(Items listed in a dataset)
►

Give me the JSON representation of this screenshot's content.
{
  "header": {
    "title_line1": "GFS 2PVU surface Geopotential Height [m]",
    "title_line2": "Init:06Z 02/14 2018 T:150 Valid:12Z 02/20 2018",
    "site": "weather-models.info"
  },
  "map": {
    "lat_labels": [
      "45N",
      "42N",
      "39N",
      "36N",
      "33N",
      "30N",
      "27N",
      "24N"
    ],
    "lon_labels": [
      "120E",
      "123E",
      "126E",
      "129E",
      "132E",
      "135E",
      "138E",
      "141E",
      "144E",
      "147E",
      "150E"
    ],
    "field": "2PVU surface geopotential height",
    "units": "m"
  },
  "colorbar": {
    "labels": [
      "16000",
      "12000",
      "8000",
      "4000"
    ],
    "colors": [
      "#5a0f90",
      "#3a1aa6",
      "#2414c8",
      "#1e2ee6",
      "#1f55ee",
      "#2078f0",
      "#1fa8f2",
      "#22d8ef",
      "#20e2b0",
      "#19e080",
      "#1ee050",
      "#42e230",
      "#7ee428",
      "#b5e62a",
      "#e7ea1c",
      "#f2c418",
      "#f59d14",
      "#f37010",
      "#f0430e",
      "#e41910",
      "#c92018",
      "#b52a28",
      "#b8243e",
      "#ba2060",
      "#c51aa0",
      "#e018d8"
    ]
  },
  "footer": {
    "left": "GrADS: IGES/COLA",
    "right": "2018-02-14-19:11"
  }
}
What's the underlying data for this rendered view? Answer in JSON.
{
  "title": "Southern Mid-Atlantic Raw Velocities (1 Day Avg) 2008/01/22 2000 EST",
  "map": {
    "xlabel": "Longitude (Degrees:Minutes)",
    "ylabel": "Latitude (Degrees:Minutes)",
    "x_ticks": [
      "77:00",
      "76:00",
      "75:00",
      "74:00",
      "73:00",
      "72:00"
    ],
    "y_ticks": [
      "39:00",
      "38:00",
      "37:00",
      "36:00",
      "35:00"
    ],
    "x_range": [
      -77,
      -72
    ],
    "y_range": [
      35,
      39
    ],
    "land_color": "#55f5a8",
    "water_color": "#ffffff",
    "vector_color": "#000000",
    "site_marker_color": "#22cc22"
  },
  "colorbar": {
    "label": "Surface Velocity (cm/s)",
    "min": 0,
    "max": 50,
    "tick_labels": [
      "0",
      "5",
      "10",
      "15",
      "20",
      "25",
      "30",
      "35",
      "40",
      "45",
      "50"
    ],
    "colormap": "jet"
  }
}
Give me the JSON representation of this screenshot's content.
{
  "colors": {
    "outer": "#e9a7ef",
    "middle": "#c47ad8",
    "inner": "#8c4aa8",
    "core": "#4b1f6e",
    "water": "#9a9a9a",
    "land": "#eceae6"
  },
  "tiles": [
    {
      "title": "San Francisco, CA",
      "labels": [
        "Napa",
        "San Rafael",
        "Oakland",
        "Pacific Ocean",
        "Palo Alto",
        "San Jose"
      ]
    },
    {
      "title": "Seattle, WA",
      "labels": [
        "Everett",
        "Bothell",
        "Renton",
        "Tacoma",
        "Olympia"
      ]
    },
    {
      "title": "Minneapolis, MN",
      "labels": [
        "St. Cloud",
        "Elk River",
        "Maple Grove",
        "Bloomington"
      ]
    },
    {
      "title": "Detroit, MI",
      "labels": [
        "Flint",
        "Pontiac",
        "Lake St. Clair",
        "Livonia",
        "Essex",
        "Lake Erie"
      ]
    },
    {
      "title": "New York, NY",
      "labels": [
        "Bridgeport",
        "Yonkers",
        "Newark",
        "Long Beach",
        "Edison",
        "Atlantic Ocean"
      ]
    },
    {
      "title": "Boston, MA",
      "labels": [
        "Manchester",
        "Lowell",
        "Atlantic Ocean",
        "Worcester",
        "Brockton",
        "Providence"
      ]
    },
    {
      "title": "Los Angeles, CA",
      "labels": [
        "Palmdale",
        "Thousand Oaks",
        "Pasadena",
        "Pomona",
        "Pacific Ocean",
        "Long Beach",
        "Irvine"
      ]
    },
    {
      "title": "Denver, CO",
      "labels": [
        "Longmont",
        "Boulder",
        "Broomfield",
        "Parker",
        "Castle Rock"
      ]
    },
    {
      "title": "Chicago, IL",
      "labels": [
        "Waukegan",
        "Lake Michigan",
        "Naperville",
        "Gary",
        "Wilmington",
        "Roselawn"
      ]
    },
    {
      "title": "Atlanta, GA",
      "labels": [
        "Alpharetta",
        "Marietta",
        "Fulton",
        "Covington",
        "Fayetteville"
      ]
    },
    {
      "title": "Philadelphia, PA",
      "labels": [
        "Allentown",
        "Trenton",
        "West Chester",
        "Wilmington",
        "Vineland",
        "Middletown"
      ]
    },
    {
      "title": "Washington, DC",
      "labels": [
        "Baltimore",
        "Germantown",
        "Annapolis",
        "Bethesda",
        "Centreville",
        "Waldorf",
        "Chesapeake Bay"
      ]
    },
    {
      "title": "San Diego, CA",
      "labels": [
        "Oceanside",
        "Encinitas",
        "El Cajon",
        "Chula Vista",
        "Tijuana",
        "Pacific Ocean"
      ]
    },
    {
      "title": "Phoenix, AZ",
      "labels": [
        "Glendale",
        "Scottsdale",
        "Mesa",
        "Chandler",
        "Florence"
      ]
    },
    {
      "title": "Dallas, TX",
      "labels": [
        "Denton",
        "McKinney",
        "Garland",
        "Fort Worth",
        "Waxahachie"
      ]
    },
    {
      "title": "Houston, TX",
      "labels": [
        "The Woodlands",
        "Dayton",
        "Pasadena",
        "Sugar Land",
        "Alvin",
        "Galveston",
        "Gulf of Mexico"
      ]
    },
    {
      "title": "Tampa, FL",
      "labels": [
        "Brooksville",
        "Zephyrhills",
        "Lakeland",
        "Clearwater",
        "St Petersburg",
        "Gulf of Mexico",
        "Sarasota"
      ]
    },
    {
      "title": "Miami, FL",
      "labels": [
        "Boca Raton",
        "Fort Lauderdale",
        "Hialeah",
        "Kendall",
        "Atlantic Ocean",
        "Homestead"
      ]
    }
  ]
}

◄

**Task prompt**
Pull out all lines in the data above that include "Degrees".

**Result of the task**
    "xlabel": "Longitude (Degrees:Minutes)",
    "ylabel": "Latitude (Degrees:Minutes)",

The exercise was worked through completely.